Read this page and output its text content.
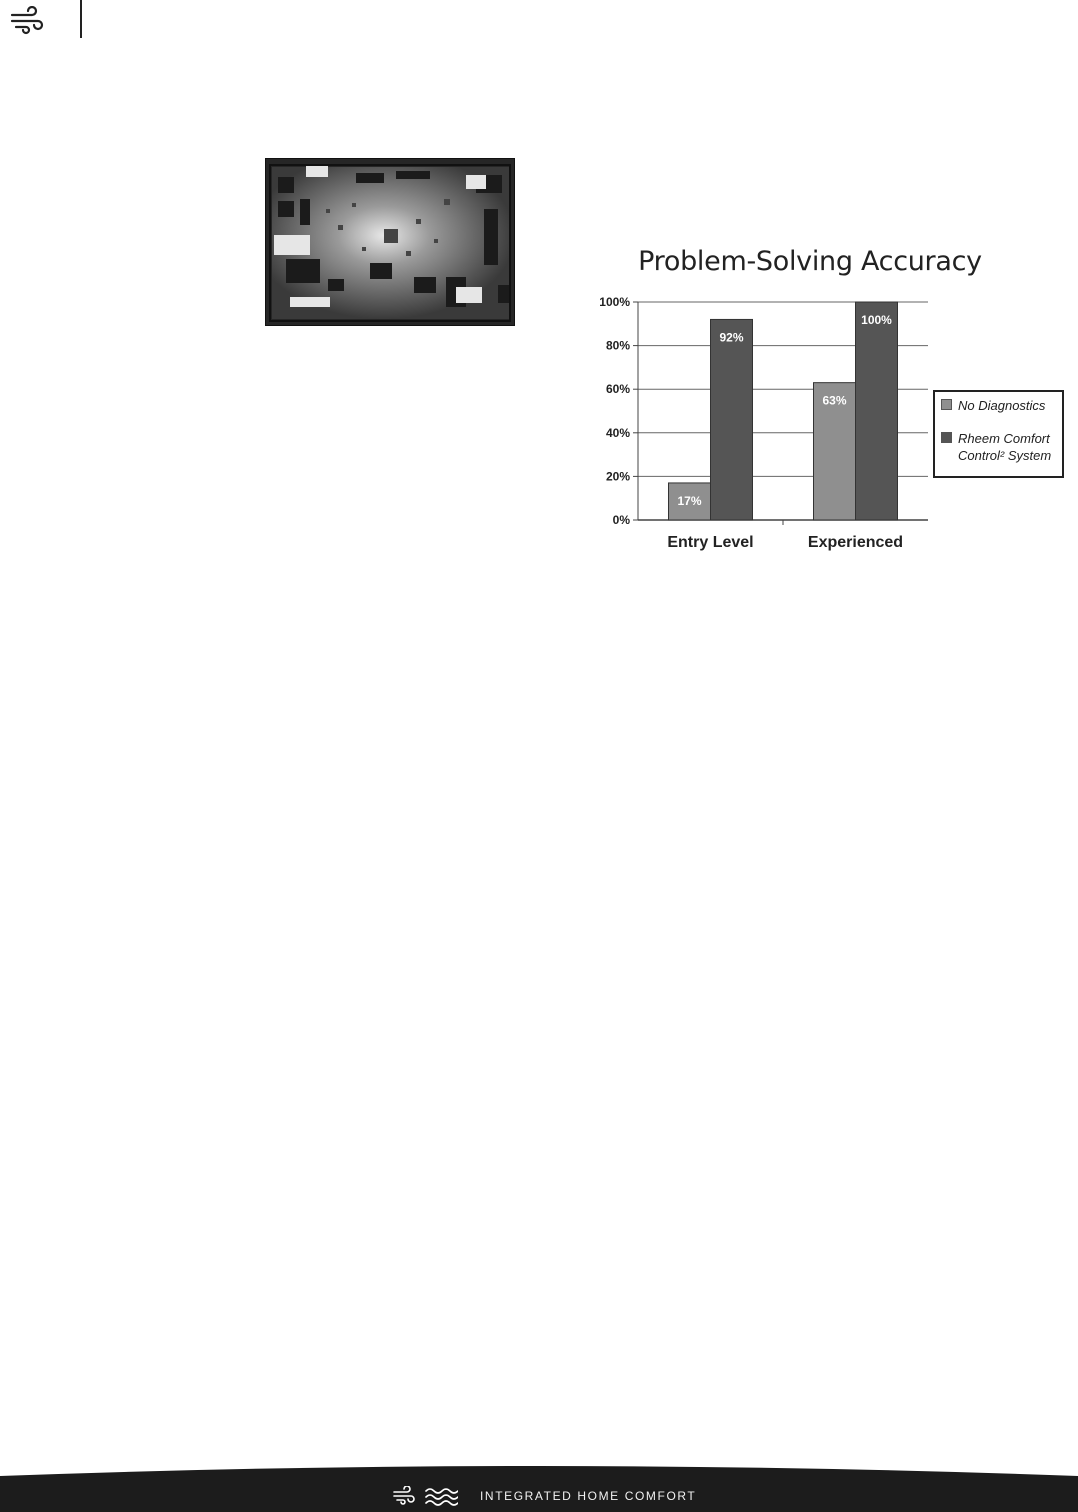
Problem-Solving Accuracy
0%
20%
40%
60%
80%
100%
17%
92%
Entry Level
63%
100%
Experienced
No Diagnostics
Rheem Comfort
Control² System
INTEGRATED HOME COMFORT
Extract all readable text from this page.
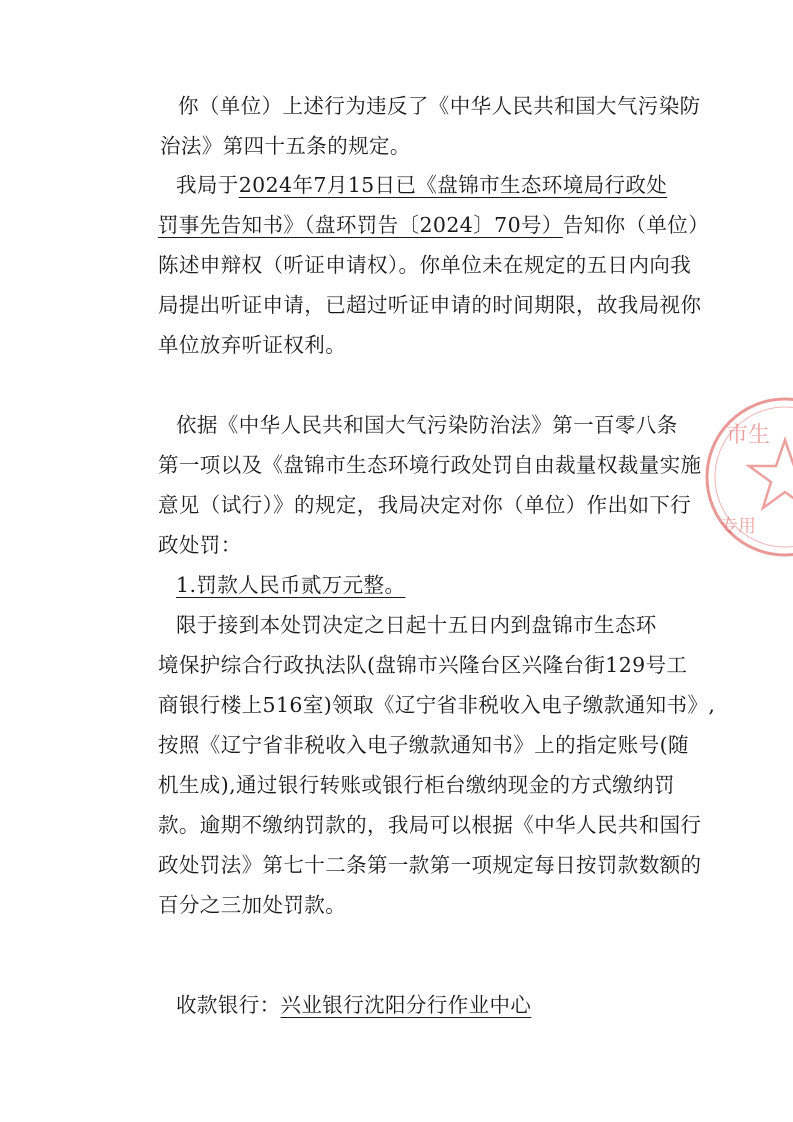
你（单位）上述行为违反了《中华人民共和国大气污染防
治法》第四十五条的规定。

我局于2024年7月15日已《盘锦市生态环境局行政处
罚事先告知书》（盘环罚告〔2024〕70号）告知你（单位）
陈述申辩权（听证申请权）。你单位未在规定的五日内向我
局提出听证申请，已超过听证申请的时间期限，故我局视你
单位放弃听证权利。

依据《中华人民共和国大气污染防治法》第一百零八条
第一项以及《盘锦市生态环境行政处罚自由裁量权裁量实施
意见（试行）》的规定，我局决定对你（单位）作出如下行
政处罚：

1.罚款人民币贰万元整。

限于接到本处罚决定之日起十五日内到盘锦市生态环
境保护综合行政执法队(盘锦市兴隆台区兴隆台街129号工
商银行楼上516室)领取《辽宁省非税收入电子缴款通知书》,
按照《辽宁省非税收入电子缴款通知书》上的指定账号(随
机生成),通过银行转账或银行柜台缴纳现金的方式缴纳罚
款。逾期不缴纳罚款的，我局可以根据《中华人民共和国行
政处罚法》第七十二条第一款第一项规定每日按罚款数额的
百分之三加处罚款。

收款银行：兴业银行沈阳分行作业中心

市生
专用
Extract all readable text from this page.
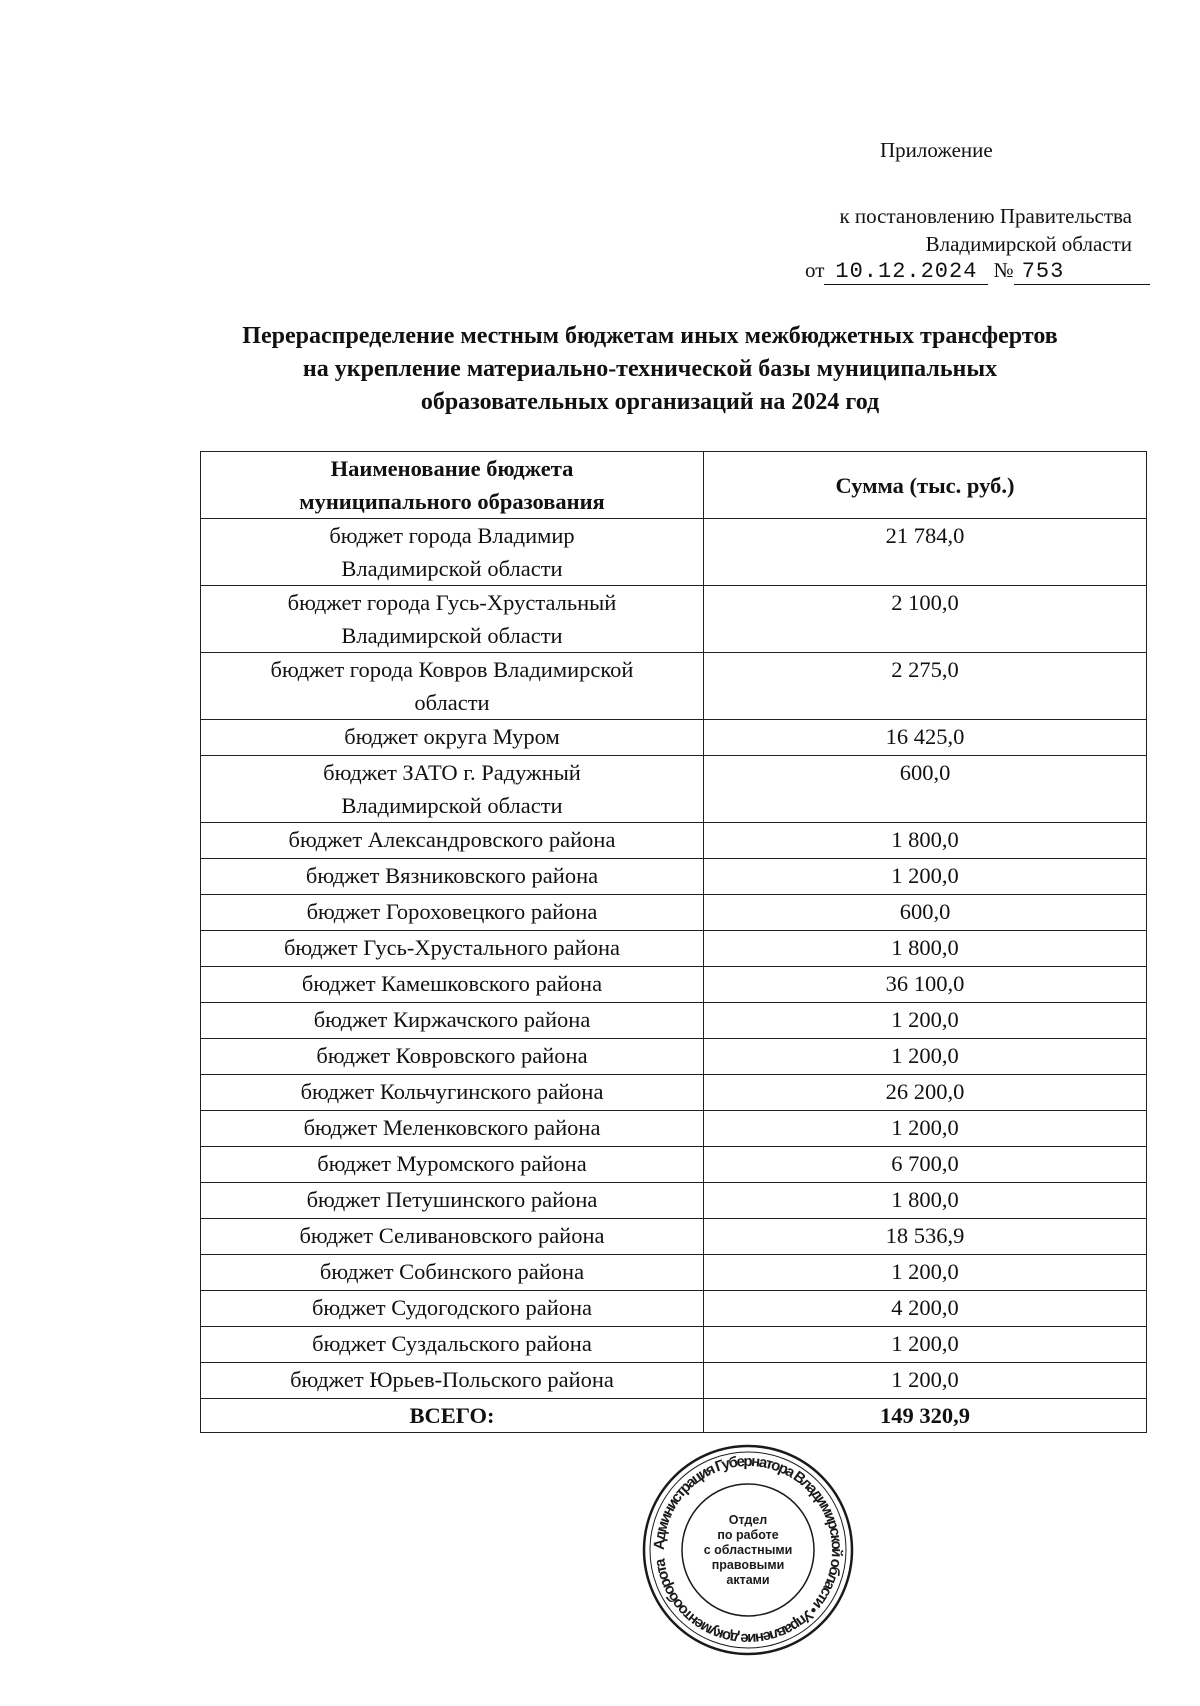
Приложение
к постановлению Правительства
Владимирской области
от 10.12.2024 № 753
Перераспределение местным бюджетам иных межбюджетных трансфертов
на укрепление материально-технической базы муниципальных
образовательных организаций на 2024 год
Наименование бюджета
муниципального образования	Сумма (тыс. руб.)

бюджет города Владимир
Владимирской области	21 784,0

бюджет города Гусь-Хрустальный
Владимирской области	2 100,0

бюджет города Ковров Владимирской
области	2 275,0

бюджет округа Муром	16 425,0

бюджет ЗАТО г. Радужный
Владимирской области	600,0

бюджет Александровского района	1 800,0

бюджет Вязниковского района	1 200,0

бюджет Гороховецкого района	600,0

бюджет Гусь-Хрустального района	1 800,0

бюджет Камешковского района	36 100,0

бюджет Киржачского района	1 200,0

бюджет Ковровского района	1 200,0

бюджет Кольчугинского района	26 200,0

бюджет Меленковского района	1 200,0

бюджет Муромского района	6 700,0

бюджет Петушинского района	1 800,0

бюджет Селивановского района	18 536,9

бюджет Собинского района	1 200,0

бюджет Судогодского района	4 200,0

бюджет Суздальского района	1 200,0

бюджет Юрьев-Польского района	1 200,0
ВСЕГО:	149 320,9
Администрация Губернатора Владимирской области • Управление документооборота
Отдел
по работе
с областными
правовыми
актами
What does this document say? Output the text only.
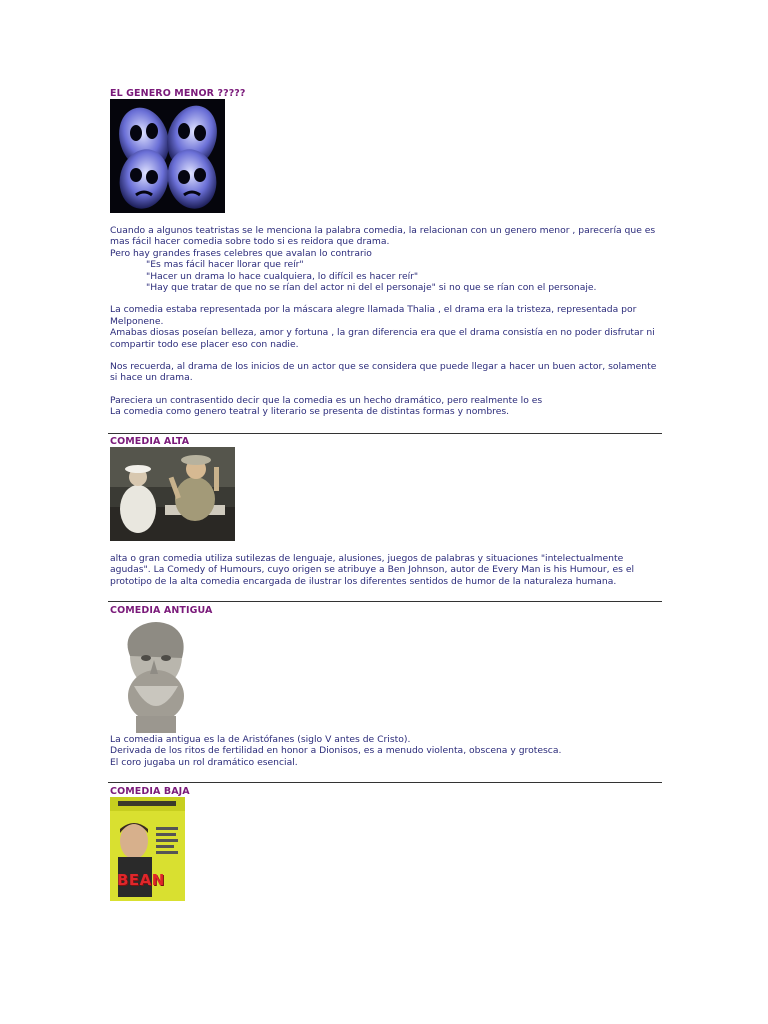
EL GENERO MENOR ?????

Cuando a algunos teatristas se le menciona la palabra comedia, la relacionan con un genero menor , parecería que es mas fácil hacer comedia sobre todo si es reidora que drama.

Pero hay grandes frases celebres que avalan lo contrario

"Es mas fácil hacer llorar que reír"

"Hacer un drama lo hace cualquiera, lo difícil es hacer reír"

"Hay que tratar de que no se rían del actor ni del el personaje" si no que se rían con el personaje.

La comedia estaba representada por la máscara alegre llamada Thalia , el drama era la tristeza, representada por Melponene.

Amabas diosas poseían belleza, amor y fortuna , la gran diferencia era que el drama consistía en no poder disfrutar ni compartir todo ese placer eso con nadie.

Nos recuerda, al drama de los inicios de un actor que se considera que puede llegar a hacer un buen actor, solamente si hace un drama.

Pareciera un contrasentido decir que la comedia es un hecho dramático, pero realmente lo es

La comedia como genero teatral y literario se presenta de distintas formas y nombres.

COMEDIA ALTA

alta o gran comedia utiliza sutilezas de lenguaje, alusiones, juegos de palabras y situaciones "intelectualmente agudas". La Comedy of Humours, cuyo origen se atribuye a Ben Johnson, autor de Every Man is his Humour, es el prototipo de la alta comedia encargada de ilustrar los diferentes sentidos de humor de la naturaleza humana.

COMEDIA ANTIGUA

La comedia antigua es la de Aristófanes (siglo V antes de Cristo).

Derivada de los ritos de fertilidad en honor a Dionisos, es a menudo violenta, obscena y grotesca.

El coro jugaba un rol dramático esencial.

COMEDIA BAJA
BEAN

※

Each line in the records above should be reproduced exactly; images are not copied.

- _Answer to this task_
Read this page and output its text content.
Problem-Solving Accuracy
0%
20%
40%
60%
80%
100%
17%
92%
Entry Level
63%
100%
Experienced
No Diagnostics
Rheem Comfort
Control² System
INTEGRATED HOME COMFORT
Extract all readable text from this page.
你（单位）上述行为违反了《中华人民共和国大气污染防
治法》第四十五条的规定。

我局于2024年7月15日已《盘锦市生态环境局行政处
罚事先告知书》（盘环罚告〔2024〕70号）告知你（单位）
陈述申辩权（听证申请权）。你单位未在规定的五日内向我
局提出听证申请，已超过听证申请的时间期限，故我局视你
单位放弃听证权利。

依据《中华人民共和国大气污染防治法》第一百零八条
第一项以及《盘锦市生态环境行政处罚自由裁量权裁量实施
意见（试行）》的规定，我局决定对你（单位）作出如下行
政处罚：

1.罚款人民币贰万元整。

限于接到本处罚决定之日起十五日内到盘锦市生态环
境保护综合行政执法队(盘锦市兴隆台区兴隆台街129号工
商银行楼上516室)领取《辽宁省非税收入电子缴款通知书》,
按照《辽宁省非税收入电子缴款通知书》上的指定账号(随
机生成),通过银行转账或银行柜台缴纳现金的方式缴纳罚
款。逾期不缴纳罚款的，我局可以根据《中华人民共和国行
政处罚法》第七十二条第一款第一项规定每日按罚款数额的
百分之三加处罚款。

收款银行：兴业银行沈阳分行作业中心

市生
专用
Extract all readable text from this page.
Приложение
к постановлению Правительства
Владимирской области
от 10.12.2024 № 753
Перераспределение местным бюджетам иных межбюджетных трансфертов
на укрепление материально-технической базы муниципальных
образовательных организаций на 2024 год
Наименование бюджета
муниципального образования	Сумма (тыс. руб.)

бюджет города Владимир
Владимирской области	21 784,0

бюджет города Гусь-Хрустальный
Владимирской области	2 100,0

бюджет города Ковров Владимирской
области	2 275,0

бюджет округа Муром	16 425,0

бюджет ЗАТО г. Радужный
Владимирской области	600,0

бюджет Александровского района	1 800,0

бюджет Вязниковского района	1 200,0

бюджет Гороховецкого района	600,0

бюджет Гусь-Хрустального района	1 800,0

бюджет Камешковского района	36 100,0

бюджет Киржачского района	1 200,0

бюджет Ковровского района	1 200,0

бюджет Кольчугинского района	26 200,0

бюджет Меленковского района	1 200,0

бюджет Муромского района	6 700,0

бюджет Петушинского района	1 800,0

бюджет Селивановского района	18 536,9

бюджет Собинского района	1 200,0

бюджет Судогодского района	4 200,0

бюджет Суздальского района	1 200,0

бюджет Юрьев-Польского района	1 200,0
ВСЕГО:	149 320,9
Администрация Губернатора Владимирской области • Управление документооборота
Отдел
по работе
с областными
правовыми
актами
What does this document say? Output the text only.
EL GENERO MENOR ?????

Cuando a algunos teatristas se le menciona la palabra comedia, la relacionan con un genero menor , parecería que es mas fácil hacer comedia sobre todo si es reidora que drama.

Pero hay grandes frases celebres que avalan lo contrario

"Es mas fácil hacer llorar que reír"

"Hacer un drama lo hace cualquiera, lo difícil es hacer reír"

"Hay que tratar de que no se rían del actor ni del el personaje" si no que se rían con el personaje.

La comedia estaba representada por la máscara alegre llamada Thalia , el drama era la tristeza, representada por Melponene.

Amabas diosas poseían belleza, amor y fortuna , la gran diferencia era que el drama consistía en no poder disfrutar ni compartir todo ese placer eso con nadie.

Nos recuerda, al drama de los inicios de un actor que se considera que puede llegar a hacer un buen actor, solamente si hace un drama.

Pareciera un contrasentido decir que la comedia es un hecho dramático, pero realmente lo es

La comedia como genero teatral y literario se presenta de distintas formas y nombres.

COMEDIA ALTA

alta o gran comedia utiliza sutilezas de lenguaje, alusiones, juegos de palabras y situaciones "intelectualmente agudas". La Comedy of Humours, cuyo origen se atribuye a Ben Johnson, autor de Every Man is his Humour, es el prototipo de la alta comedia encargada de ilustrar los diferentes sentidos de humor de la naturaleza humana.

COMEDIA ANTIGUA

La comedia antigua es la de Aristófanes (siglo V antes de Cristo).

Derivada de los ritos de fertilidad en honor a Dionisos, es a menudo violenta, obscena y grotesca.

El coro jugaba un rol dramático esencial.

COMEDIA BAJA
BEAN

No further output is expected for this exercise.